§ SUPPLIED MATERIAL:
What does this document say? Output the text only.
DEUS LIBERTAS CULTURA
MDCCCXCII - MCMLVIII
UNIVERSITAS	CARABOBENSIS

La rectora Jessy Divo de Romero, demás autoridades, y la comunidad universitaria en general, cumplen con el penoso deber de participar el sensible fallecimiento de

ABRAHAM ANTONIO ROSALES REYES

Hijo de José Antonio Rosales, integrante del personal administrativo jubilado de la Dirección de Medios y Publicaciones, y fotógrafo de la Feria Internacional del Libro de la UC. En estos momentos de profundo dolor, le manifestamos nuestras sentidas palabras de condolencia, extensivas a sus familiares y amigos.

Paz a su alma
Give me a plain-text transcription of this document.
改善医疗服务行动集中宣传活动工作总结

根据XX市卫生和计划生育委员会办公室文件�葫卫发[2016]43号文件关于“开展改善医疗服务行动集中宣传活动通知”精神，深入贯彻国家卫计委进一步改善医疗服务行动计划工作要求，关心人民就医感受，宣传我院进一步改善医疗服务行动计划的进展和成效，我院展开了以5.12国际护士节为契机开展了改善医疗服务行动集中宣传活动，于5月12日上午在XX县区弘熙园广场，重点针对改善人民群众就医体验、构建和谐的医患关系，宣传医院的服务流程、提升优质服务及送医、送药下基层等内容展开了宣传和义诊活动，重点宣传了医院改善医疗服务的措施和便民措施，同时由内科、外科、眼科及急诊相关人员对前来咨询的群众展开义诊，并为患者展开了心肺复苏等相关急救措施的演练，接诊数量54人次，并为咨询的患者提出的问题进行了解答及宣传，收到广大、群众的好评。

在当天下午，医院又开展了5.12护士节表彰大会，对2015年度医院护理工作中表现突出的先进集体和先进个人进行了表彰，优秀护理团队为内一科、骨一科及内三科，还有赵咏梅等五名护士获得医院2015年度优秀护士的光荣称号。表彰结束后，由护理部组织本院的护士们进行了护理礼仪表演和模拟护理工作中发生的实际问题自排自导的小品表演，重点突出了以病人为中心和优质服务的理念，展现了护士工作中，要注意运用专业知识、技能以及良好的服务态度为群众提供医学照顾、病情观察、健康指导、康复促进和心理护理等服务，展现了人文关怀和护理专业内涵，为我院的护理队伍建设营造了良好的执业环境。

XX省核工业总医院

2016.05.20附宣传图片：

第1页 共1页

§ DESCRIPTION OF THE TASK: Write out every record shown above, word for word.

§ RESULT OF THE EXERCISE:
What does this document say? Output the text only.
DEUS LIBERTAS CULTURA
MDCCCXCII - MCMLVIII
UNIVERSITAS	CARABOBENSIS

La rectora Jessy Divo de Romero, demás autoridades, y la comunidad universitaria en general, cumplen con el penoso deber de participar el sensible fallecimiento de

ABRAHAM ANTONIO ROSALES REYES

Hijo de José Antonio Rosales, integrante del personal administrativo jubilado de la Dirección de Medios y Publicaciones, y fotógrafo de la Feria Internacional del Libro de la UC. En estos momentos de profundo dolor, le manifestamos nuestras sentidas palabras de condolencia, extensivas a sus familiares y amigos.

Paz a su alma
Give me a plain-text transcription of this document.
改善医疗服务行动集中宣传活动工作总结

根据XX市卫生和计划生育委员会办公室文件�葫卫发[2016]43号文件关于“开展改善医疗服务行动集中宣传活动通知”精神，深入贯彻国家卫计委进一步改善医疗服务行动计划工作要求，关心人民就医感受，宣传我院进一步改善医疗服务行动计划的进展和成效，我院展开了以5.12国际护士节为契机开展了改善医疗服务行动集中宣传活动，于5月12日上午在XX县区弘熙园广场，重点针对改善人民群众就医体验、构建和谐的医患关系，宣传医院的服务流程、提升优质服务及送医、送药下基层等内容展开了宣传和义诊活动，重点宣传了医院改善医疗服务的措施和便民措施，同时由内科、外科、眼科及急诊相关人员对前来咨询的群众展开义诊，并为患者展开了心肺复苏等相关急救措施的演练，接诊数量54人次，并为咨询的患者提出的问题进行了解答及宣传，收到广大、群众的好评。

在当天下午，医院又开展了5.12护士节表彰大会，对2015年度医院护理工作中表现突出的先进集体和先进个人进行了表彰，优秀护理团队为内一科、骨一科及内三科，还有赵咏梅等五名护士获得医院2015年度优秀护士的光荣称号。表彰结束后，由护理部组织本院的护士们进行了护理礼仪表演和模拟护理工作中发生的实际问题自排自导的小品表演，重点突出了以病人为中心和优质服务的理念，展现了护士工作中，要注意运用专业知识、技能以及良好的服务态度为群众提供医学照顾、病情观察、健康指导、康复促进和心理护理等服务，展现了人文关怀和护理专业内涵，为我院的护理队伍建设营造了良好的执业环境。

XX省核工业总医院

2016.05.20附宣传图片：

第1页 共1页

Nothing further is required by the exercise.